Filter the entries and keep only the lines where the string "年主板中小板" appears.

## START PROVIDED INFORMATION

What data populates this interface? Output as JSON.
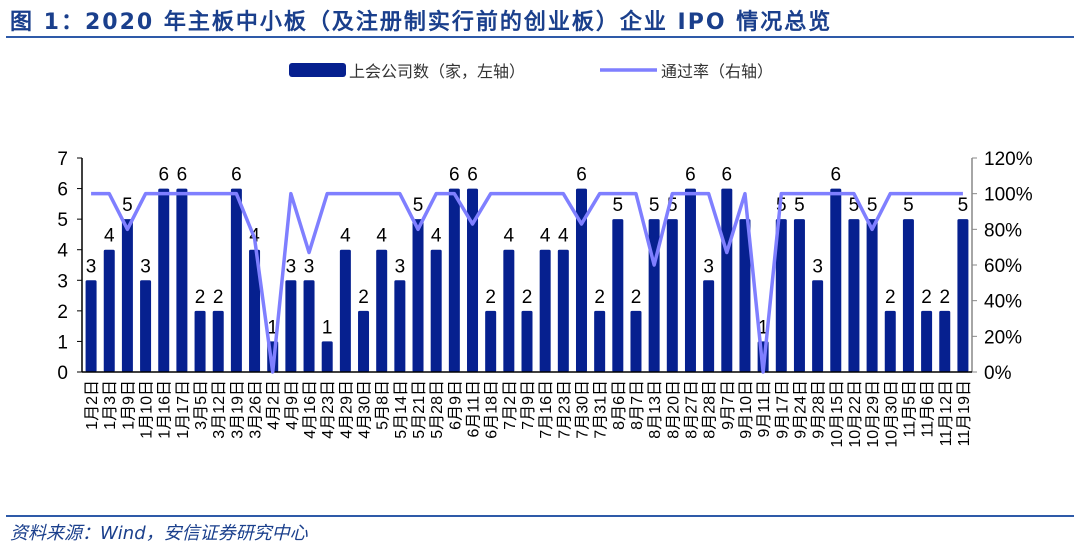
{
  "title": "图 1：2020 年主板中小板（及注册制实行前的创业板）企业 IPO 情况总览",
  "source": "资料来源：Wind，安信证券研究中心",
  "chart_data": {
    "type": "bar+line",
    "title": "图 1：2020 年主板中小板（及注册制实行前的创业板）企业 IPO 情况总览",
    "legend_placement": "top",
    "grid": false,
    "colors": {
      "bar": "#06208f",
      "line": "#7f7fff"
    },
    "categories": [
      "1月2日",
      "1月3日",
      "1月9日",
      "1月10日",
      "1月16日",
      "1月17日",
      "3月5日",
      "3月12日",
      "3月19日",
      "3月26日",
      "4月2日",
      "4月9日",
      "4月16日",
      "4月23日",
      "4月29日",
      "4月30日",
      "5月8日",
      "5月14日",
      "5月21日",
      "5月28日",
      "6月9日",
      "6月11日",
      "6月18日",
      "7月2日",
      "7月9日",
      "7月16日",
      "7月23日",
      "7月30日",
      "7月31日",
      "8月6日",
      "8月7日",
      "8月13日",
      "8月20日",
      "8月27日",
      "8月28日",
      "9月7日",
      "9月10日",
      "9月11日",
      "9月17日",
      "9月24日",
      "9月28日",
      "10月15日",
      "10月22日",
      "10月29日",
      "10月30日",
      "11月5日",
      "11月6日",
      "11月12日",
      "11月19日"
    ],
    "series": [
      {
        "name": "上会公司数（家，左轴）",
        "type": "bar",
        "axis": "left",
        "values": [
          3,
          4,
          5,
          3,
          6,
          6,
          2,
          2,
          6,
          4,
          1,
          3,
          3,
          1,
          4,
          2,
          4,
          3,
          5,
          4,
          6,
          6,
          2,
          4,
          2,
          4,
          4,
          6,
          2,
          5,
          2,
          5,
          5,
          6,
          3,
          6,
          5,
          1,
          5,
          5,
          3,
          6,
          5,
          5,
          2,
          5,
          2,
          2,
          5
        ],
        "labels_shown": [
          1,
          1,
          1,
          1,
          1,
          1,
          1,
          1,
          1,
          1,
          1,
          1,
          1,
          1,
          1,
          1,
          1,
          1,
          1,
          1,
          1,
          1,
          1,
          1,
          1,
          1,
          1,
          1,
          1,
          1,
          1,
          1,
          1,
          1,
          1,
          1,
          0,
          1,
          1,
          1,
          1,
          1,
          1,
          1,
          1,
          1,
          1,
          1,
          1
        ]
      },
      {
        "name": "通过率（右轴）",
        "type": "line",
        "axis": "right",
        "values": [
          100,
          100,
          80,
          100,
          100,
          100,
          100,
          100,
          100,
          75,
          0,
          100,
          67,
          100,
          100,
          100,
          100,
          100,
          80,
          100,
          100,
          83,
          100,
          100,
          100,
          100,
          100,
          83,
          100,
          100,
          100,
          60,
          100,
          100,
          100,
          67,
          100,
          0,
          100,
          100,
          100,
          100,
          100,
          80,
          100,
          100,
          100,
          100,
          100
        ]
      }
    ],
    "y_left": {
      "range": [
        0,
        7
      ],
      "ticks": [
        "0",
        "1",
        "2",
        "3",
        "4",
        "5",
        "6",
        "7"
      ]
    },
    "y_right": {
      "range": [
        0,
        120
      ],
      "unit": "%",
      "ticks": [
        "0%",
        "20%",
        "40%",
        "60%",
        "80%",
        "100%",
        "120%"
      ]
    }
  }
}
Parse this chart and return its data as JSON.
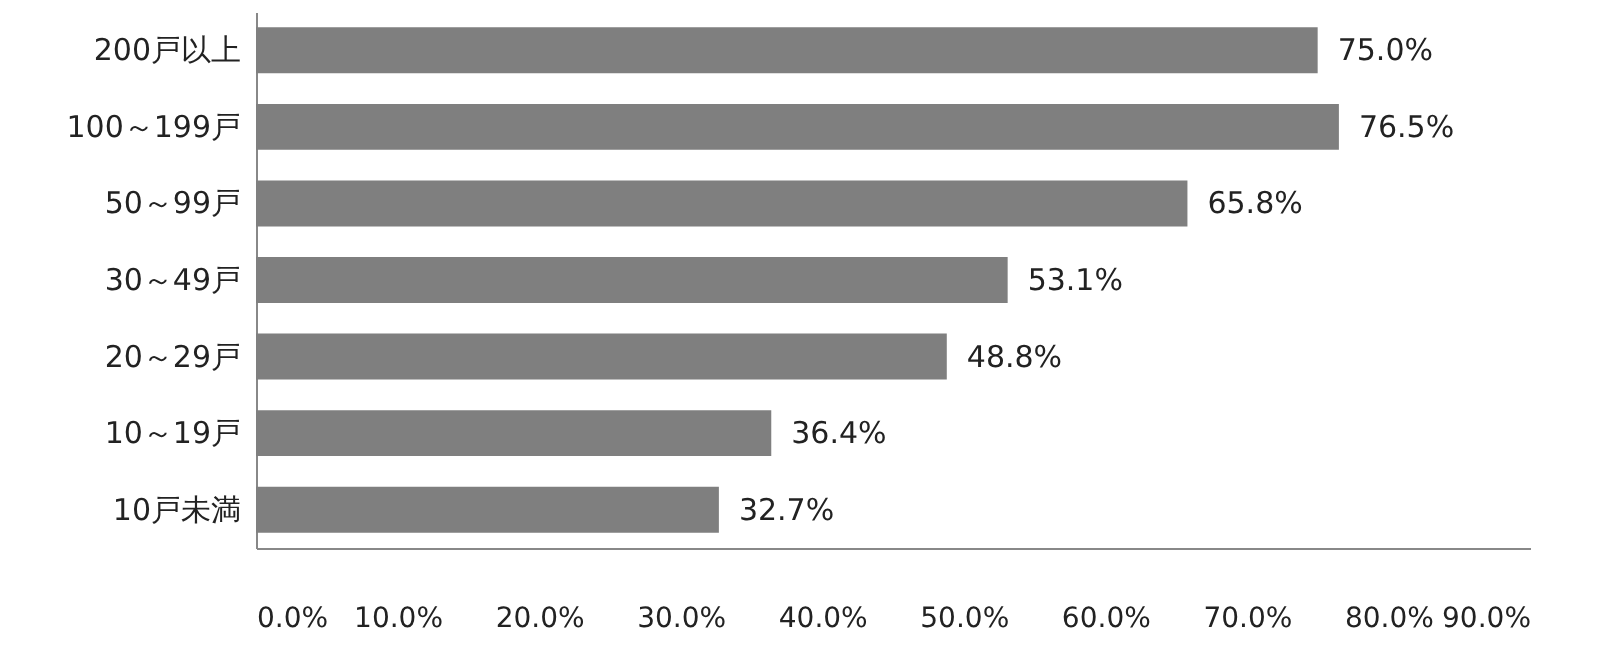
{
  "chart_data": {
    "type": "bar",
    "orientation": "horizontal",
    "categories": [
      "200戸以上",
      "100～199戸",
      "50～99戸",
      "30～49戸",
      "20～29戸",
      "10～19戸",
      "10戸未満"
    ],
    "values": [
      75.0,
      76.5,
      65.8,
      53.1,
      48.8,
      36.4,
      32.7
    ],
    "value_labels": [
      "75.0%",
      "76.5%",
      "65.8%",
      "53.1%",
      "48.8%",
      "36.4%",
      "32.7%"
    ],
    "color": "#7f7f7f",
    "xlim": [
      0,
      90
    ],
    "xticks": [
      {
        "value": 0,
        "label": "0.0%"
      },
      {
        "value": 10,
        "label": "10.0%"
      },
      {
        "value": 20,
        "label": "20.0%"
      },
      {
        "value": 30,
        "label": "30.0%"
      },
      {
        "value": 40,
        "label": "40.0%"
      },
      {
        "value": 50,
        "label": "50.0%"
      },
      {
        "value": 60,
        "label": "60.0%"
      },
      {
        "value": 70,
        "label": "70.0%"
      },
      {
        "value": 80,
        "label": "80.0%"
      },
      {
        "value": 90,
        "label": "90.0%"
      }
    ],
    "grid": false,
    "legend": false
  }
}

## END PROVIDED INFORMATION

**WORKED SOLUTION**.
  "title": "图 1：2020 年主板中小板（及注册制实行前的创业板）企业 IPO 情况总览",
    "title": "图 1：2020 年主板中小板（及注册制实行前的创业板）企业 IPO 情况总览",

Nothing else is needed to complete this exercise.